Task instructions: Please rewrite only the lines of the listing between the ones holding "362, 1222, 474]" and "action-replace-pcb-text: Replace the", inclusive, with "resistance" changed to "impedance" and nothing else altered.

Stored data:
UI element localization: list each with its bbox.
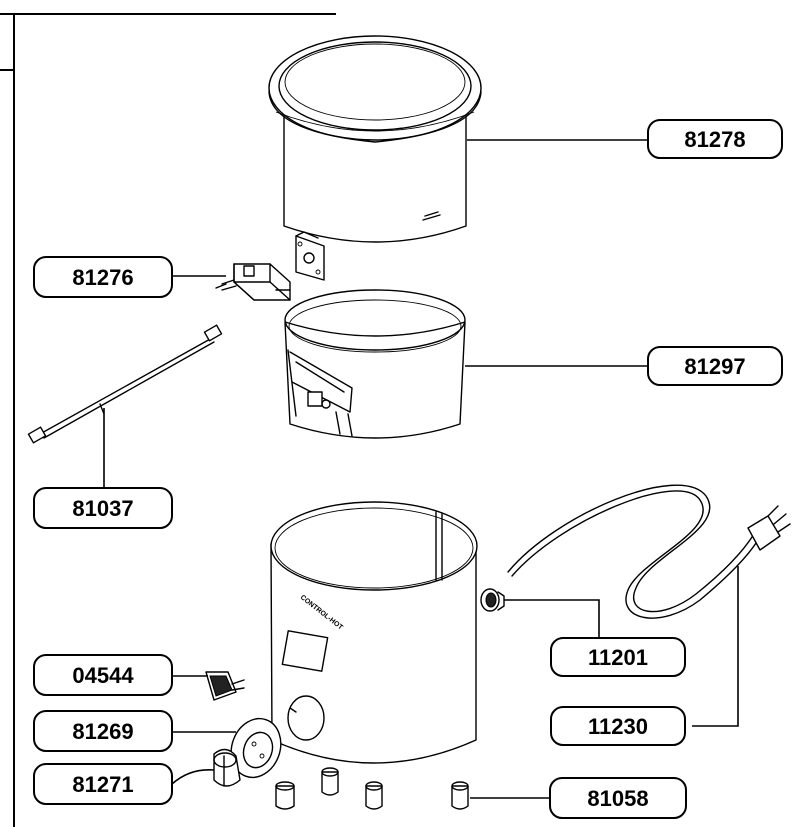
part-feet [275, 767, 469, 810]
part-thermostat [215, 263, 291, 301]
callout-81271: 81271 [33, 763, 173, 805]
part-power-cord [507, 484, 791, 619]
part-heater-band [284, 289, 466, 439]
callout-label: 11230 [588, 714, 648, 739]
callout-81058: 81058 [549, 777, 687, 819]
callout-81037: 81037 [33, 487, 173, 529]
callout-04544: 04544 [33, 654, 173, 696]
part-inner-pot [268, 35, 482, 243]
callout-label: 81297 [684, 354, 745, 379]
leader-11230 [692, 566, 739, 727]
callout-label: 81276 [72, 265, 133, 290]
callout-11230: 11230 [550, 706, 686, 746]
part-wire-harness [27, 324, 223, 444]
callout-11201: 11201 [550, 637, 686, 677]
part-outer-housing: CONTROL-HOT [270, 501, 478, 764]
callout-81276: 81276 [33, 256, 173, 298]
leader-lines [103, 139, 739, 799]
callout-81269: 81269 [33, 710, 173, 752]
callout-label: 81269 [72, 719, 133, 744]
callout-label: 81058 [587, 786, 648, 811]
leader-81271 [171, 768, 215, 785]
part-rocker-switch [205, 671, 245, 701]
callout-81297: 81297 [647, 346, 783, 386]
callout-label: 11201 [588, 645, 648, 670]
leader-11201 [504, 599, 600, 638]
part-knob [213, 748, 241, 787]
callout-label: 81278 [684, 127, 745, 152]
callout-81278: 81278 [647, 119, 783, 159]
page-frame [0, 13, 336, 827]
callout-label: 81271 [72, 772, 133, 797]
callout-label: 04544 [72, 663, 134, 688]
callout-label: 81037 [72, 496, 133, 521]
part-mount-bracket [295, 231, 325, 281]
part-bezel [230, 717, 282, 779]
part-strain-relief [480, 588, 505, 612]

--

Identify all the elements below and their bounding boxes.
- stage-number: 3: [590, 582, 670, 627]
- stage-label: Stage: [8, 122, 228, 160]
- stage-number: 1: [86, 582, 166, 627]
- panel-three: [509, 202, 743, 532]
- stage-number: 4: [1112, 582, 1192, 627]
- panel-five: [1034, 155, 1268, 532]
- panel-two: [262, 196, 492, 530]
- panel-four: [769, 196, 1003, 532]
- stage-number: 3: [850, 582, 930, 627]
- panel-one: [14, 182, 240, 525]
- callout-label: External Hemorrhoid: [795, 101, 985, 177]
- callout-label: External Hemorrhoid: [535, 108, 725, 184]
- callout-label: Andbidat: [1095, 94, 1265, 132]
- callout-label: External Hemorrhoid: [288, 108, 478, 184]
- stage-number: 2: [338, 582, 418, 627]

* * *

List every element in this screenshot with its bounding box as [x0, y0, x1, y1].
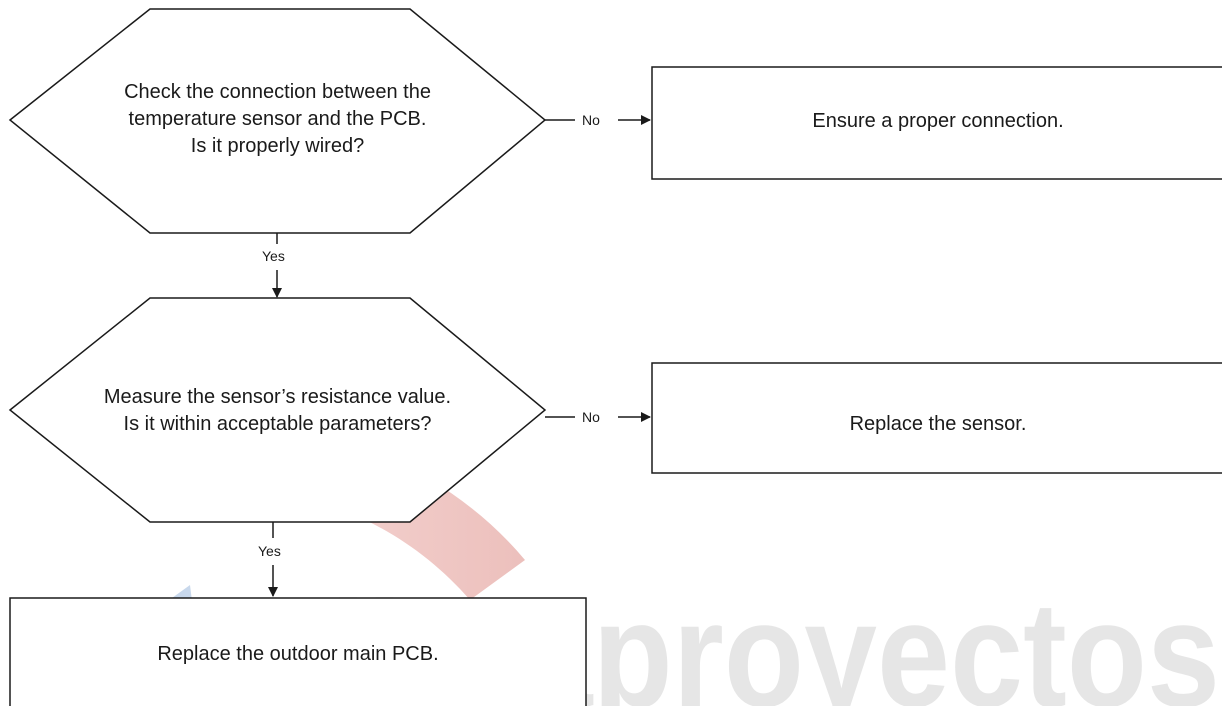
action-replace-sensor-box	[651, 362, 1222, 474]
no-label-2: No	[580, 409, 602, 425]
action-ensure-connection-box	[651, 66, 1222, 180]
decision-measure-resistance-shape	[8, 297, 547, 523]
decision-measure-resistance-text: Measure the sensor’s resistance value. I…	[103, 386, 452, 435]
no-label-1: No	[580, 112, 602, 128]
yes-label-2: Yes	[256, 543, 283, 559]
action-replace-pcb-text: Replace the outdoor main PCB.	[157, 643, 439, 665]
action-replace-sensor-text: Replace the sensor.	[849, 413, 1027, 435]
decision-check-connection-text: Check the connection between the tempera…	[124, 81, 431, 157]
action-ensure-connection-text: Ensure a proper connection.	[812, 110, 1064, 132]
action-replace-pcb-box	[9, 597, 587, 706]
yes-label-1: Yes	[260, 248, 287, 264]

Result of the task:
action-replace-sensor-box	[651, 362, 1222, 474]
no-label-2: No	[580, 409, 602, 425]
action-ensure-connection-box	[651, 66, 1222, 180]
decision-measure-impedance-shape	[8, 297, 547, 523]
decision-measure-impedance-text: Measure the sensor’s impedance value. I…	[103, 386, 452, 435]
no-label-1: No	[580, 112, 602, 128]
yes-label-2: Yes	[256, 543, 283, 559]
action-replace-pcb-text: Replace the outdoor main PCB.	[157, 643, 439, 665]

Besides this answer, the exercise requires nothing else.